● **Set exercise**
Return each line of the data below verbatim; pictures are to be left out.

● **Listing**

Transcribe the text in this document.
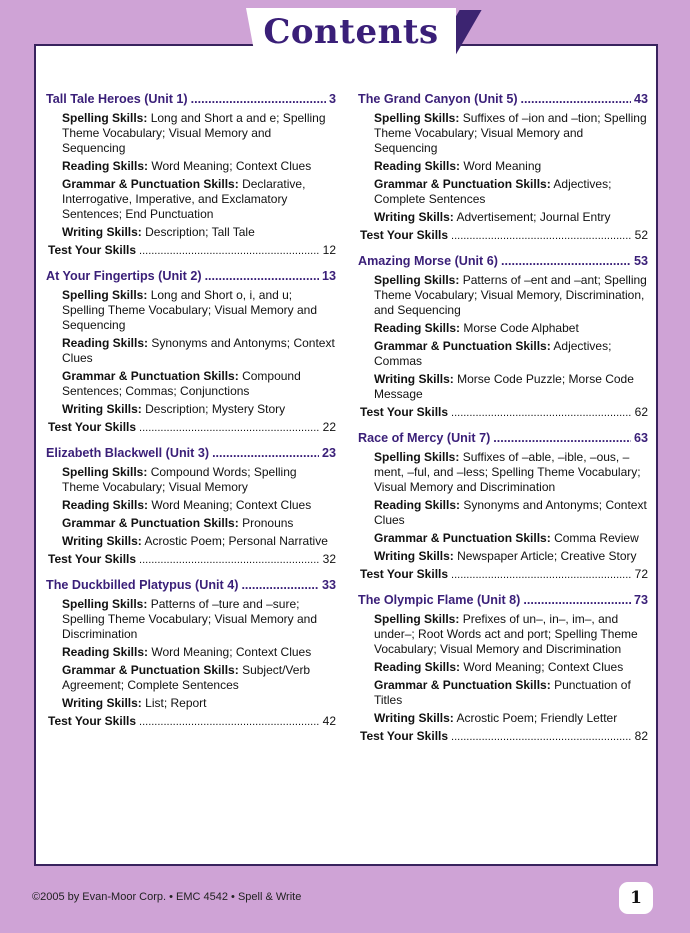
Contents
Tall Tale Heroes (Unit 1) .....	3
Spelling Skills: Long and Short a and e; Spelling Theme Vocabulary; Visual Memory and Sequencing
Reading Skills: Word Meaning; Context Clues
Grammar & Punctuation Skills: Declarative, Interrogative, Imperative, and Exclamatory Sentences; End Punctuation
Writing Skills: Description; Tall Tale
Test Your Skills .....	12
At Your Fingertips (Unit 2) .....	13
Spelling Skills: Long and Short o, i, and u; Spelling Theme Vocabulary; Visual Memory and Sequencing
Reading Skills: Synonyms and Antonyms; Context Clues
Grammar & Punctuation Skills: Compound Sentences; Commas; Conjunctions
Writing Skills: Description; Mystery Story
Test Your Skills .....	22
Elizabeth Blackwell (Unit 3) .....	23
Spelling Skills: Compound Words; Spelling Theme Vocabulary; Visual Memory
Reading Skills: Word Meaning; Context Clues
Grammar & Punctuation Skills: Pronouns
Writing Skills: Acrostic Poem; Personal Narrative
Test Your Skills .....	32
The Duckbilled Platypus (Unit 4) .....	33
Spelling Skills: Patterns of –ture and –sure; Spelling Theme Vocabulary; Visual Memory and Discrimination
Reading Skills: Word Meaning; Context Clues
Grammar & Punctuation Skills: Subject/Verb Agreement; Complete Sentences
Writing Skills: List; Report
Test Your Skills .....	42
The Grand Canyon (Unit 5) .....	43
Spelling Skills: Suffixes of –ion and –tion; Spelling Theme Vocabulary; Visual Memory and Sequencing
Reading Skills: Word Meaning
Grammar & Punctuation Skills: Adjectives; Complete Sentences
Writing Skills: Advertisement; Journal Entry
Test Your Skills .....	52
Amazing Morse (Unit 6) .....	53
Spelling Skills: Patterns of –ent and –ant; Spelling Theme Vocabulary; Visual Memory, Discrimination, and Sequencing
Reading Skills: Morse Code Alphabet
Grammar & Punctuation Skills: Adjectives; Commas
Writing Skills: Morse Code Puzzle; Morse Code Message
Test Your Skills .....	62
Race of Mercy (Unit 7) .....	63
Spelling Skills: Suffixes of –able, –ible, –ous, –ment, –ful, and –less; Spelling Theme Vocabulary; Visual Memory and Discrimination
Reading Skills: Synonyms and Antonyms; Context Clues
Grammar & Punctuation Skills: Comma Review
Writing Skills: Newspaper Article; Creative Story
Test Your Skills .....	72
The Olympic Flame (Unit 8) .....	73
Spelling Skills: Prefixes of un–, in–, im–, and under–; Root Words act and port; Spelling Theme Vocabulary; Visual Memory and Discrimination
Reading Skills: Word Meaning; Context Clues
Grammar & Punctuation Skills: Punctuation of Titles
Writing Skills: Acrostic Poem; Friendly Letter
Test Your Skills .....	82
©2005 by Evan-Moor Corp. • EMC 4542 • Spell & Write	1
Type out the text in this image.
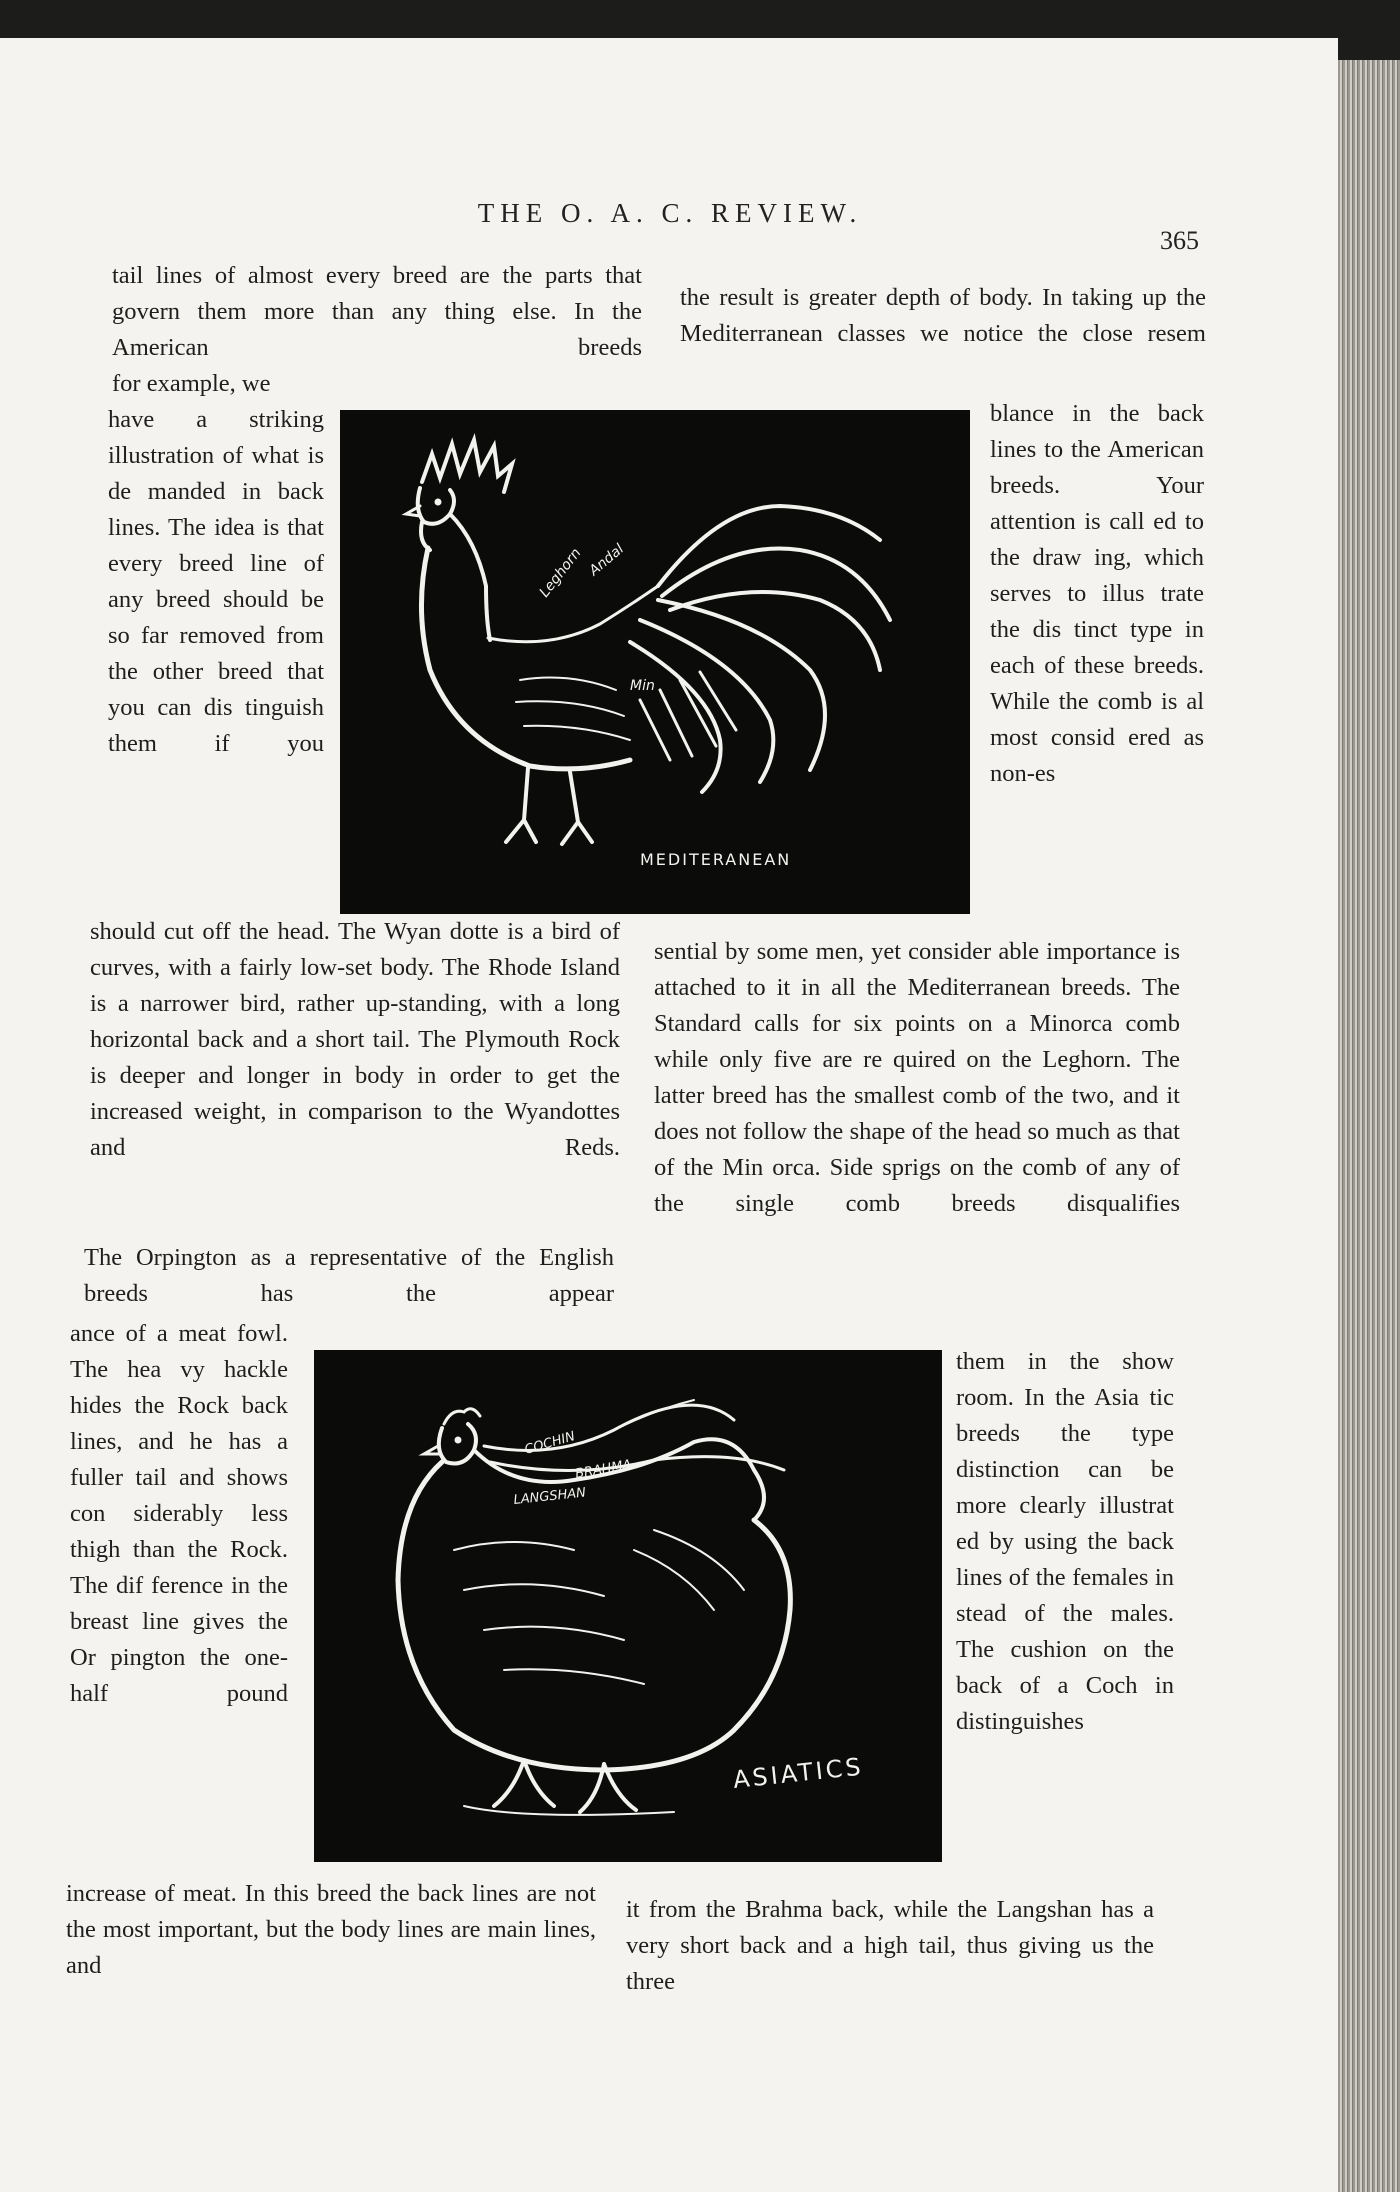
THE O. A. C. REVIEW.
365

tail lines of almost every breed are the parts that govern them more than any thing else. In the American breeds

for example, we

have a striking illustration of what is de manded in back lines. The idea is that every breed line of any breed should be so far removed from the other breed that you can dis tinguish them if you

the result is greater depth of body. In taking up the Mediterranean classes we notice the close resem

blance in the back lines to the American breeds. Your attention is call ed to the draw ing, which serves to illus trate the dis tinct type in each of these breeds. While the comb is al most consid ered as non-es

should cut off the head. The Wyan dotte is a bird of curves, with a fairly low-set body. The Rhode Island is a narrower bird, rather up-standing, with a long horizontal back and a short tail. The Plymouth Rock is deeper and longer in body in order to get the increased weight, in comparison to the Wyandottes and Reds.

The Orpington as a representative of the English breeds has the appear

sential by some men, yet consider able importance is attached to it in all the Mediterranean breeds. The Standard calls for six points on a Minorca comb while only five are re quired on the Leghorn. The latter breed has the smallest comb of the two, and it does not follow the shape of the head so much as that of the Min orca. Side sprigs on the comb of any of the single comb breeds disqualifies

ance of a meat fowl. The hea vy hackle hides the Rock back lines, and he has a fuller tail and shows con siderably less thigh than the Rock. The dif ference in the breast line gives the Or pington the one-half pound

them in the show room. In the Asia tic breeds the type distinction can be more clearly illustrat ed by using the back lines of the females in stead of the males. The cushion on the back of a Coch in distinguishes

increase of meat. In this breed the back lines are not the most important, but the body lines are main lines, and

it from the Brahma back, while the Langshan has a very short back and a high tail, thus giving us the three

Leghorn Andal
Min
MEDITERANEAN
COCHIN
BRAHMA
LANGSHAN
ASIATICS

● **Full output**
Transcribe the text in this document.
Contents
Tall Tale Heroes (Unit 1) .....	3
Spelling Skills: Long and Short a and e; Spelling Theme Vocabulary; Visual Memory and Sequencing
Reading Skills: Word Meaning; Context Clues
Grammar & Punctuation Skills: Declarative, Interrogative, Imperative, and Exclamatory Sentences; End Punctuation
Writing Skills: Description; Tall Tale
Test Your Skills .....	12
At Your Fingertips (Unit 2) .....	13
Spelling Skills: Long and Short o, i, and u; Spelling Theme Vocabulary; Visual Memory and Sequencing
Reading Skills: Synonyms and Antonyms; Context Clues
Grammar & Punctuation Skills: Compound Sentences; Commas; Conjunctions
Writing Skills: Description; Mystery Story
Test Your Skills .....	22
Elizabeth Blackwell (Unit 3) .....	23
Spelling Skills: Compound Words; Spelling Theme Vocabulary; Visual Memory
Reading Skills: Word Meaning; Context Clues
Grammar & Punctuation Skills: Pronouns
Writing Skills: Acrostic Poem; Personal Narrative
Test Your Skills .....	32
The Duckbilled Platypus (Unit 4) .....	33
Spelling Skills: Patterns of –ture and –sure; Spelling Theme Vocabulary; Visual Memory and Discrimination
Reading Skills: Word Meaning; Context Clues
Grammar & Punctuation Skills: Subject/Verb Agreement; Complete Sentences
Writing Skills: List; Report
Test Your Skills .....	42
The Grand Canyon (Unit 5) .....	43
Spelling Skills: Suffixes of –ion and –tion; Spelling Theme Vocabulary; Visual Memory and Sequencing
Reading Skills: Word Meaning
Grammar & Punctuation Skills: Adjectives; Complete Sentences
Writing Skills: Advertisement; Journal Entry
Test Your Skills .....	52
Amazing Morse (Unit 6) .....	53
Spelling Skills: Patterns of –ent and –ant; Spelling Theme Vocabulary; Visual Memory, Discrimination, and Sequencing
Reading Skills: Morse Code Alphabet
Grammar & Punctuation Skills: Adjectives; Commas
Writing Skills: Morse Code Puzzle; Morse Code Message
Test Your Skills .....	62
Race of Mercy (Unit 7) .....	63
Spelling Skills: Suffixes of –able, –ible, –ous, –ment, –ful, and –less; Spelling Theme Vocabulary; Visual Memory and Discrimination
Reading Skills: Synonyms and Antonyms; Context Clues
Grammar & Punctuation Skills: Comma Review
Writing Skills: Newspaper Article; Creative Story
Test Your Skills .....	72
The Olympic Flame (Unit 8) .....	73
Spelling Skills: Prefixes of un–, in–, im–, and under–; Root Words act and port; Spelling Theme Vocabulary; Visual Memory and Discrimination
Reading Skills: Word Meaning; Context Clues
Grammar & Punctuation Skills: Punctuation of Titles
Writing Skills: Acrostic Poem; Friendly Letter
Test Your Skills .....	82
©2005 by Evan-Moor Corp. • EMC 4542 • Spell & Write	1
Type out the text in this image.
THE O. A. C. REVIEW.
365

tail lines of almost every breed are the parts that govern them more than any thing else. In the American breeds

for example, we

have a striking illustration of what is de manded in back lines. The idea is that every breed line of any breed should be so far removed from the other breed that you can dis tinguish them if you

the result is greater depth of body. In taking up the Mediterranean classes we notice the close resem

blance in the back lines to the American breeds. Your attention is call ed to the draw ing, which serves to illus trate the dis tinct type in each of these breeds. While the comb is al most consid ered as non-es

should cut off the head. The Wyan dotte is a bird of curves, with a fairly low-set body. The Rhode Island is a narrower bird, rather up-standing, with a long horizontal back and a short tail. The Plymouth Rock is deeper and longer in body in order to get the increased weight, in comparison to the Wyandottes and Reds.

The Orpington as a representative of the English breeds has the appear

sential by some men, yet consider able importance is attached to it in all the Mediterranean breeds. The Standard calls for six points on a Minorca comb while only five are re quired on the Leghorn. The latter breed has the smallest comb of the two, and it does not follow the shape of the head so much as that of the Min orca. Side sprigs on the comb of any of the single comb breeds disqualifies

ance of a meat fowl. The hea vy hackle hides the Rock back lines, and he has a fuller tail and shows con siderably less thigh than the Rock. The dif ference in the breast line gives the Or pington the one-half pound

them in the show room. In the Asia tic breeds the type distinction can be more clearly illustrat ed by using the back lines of the females in stead of the males. The cushion on the back of a Coch in distinguishes

increase of meat. In this breed the back lines are not the most important, but the body lines are main lines, and

it from the Brahma back, while the Langshan has a very short back and a high tail, thus giving us the three

Leghorn Andal
Min
MEDITERANEAN
COCHIN
BRAHMA
LANGSHAN
ASIATICS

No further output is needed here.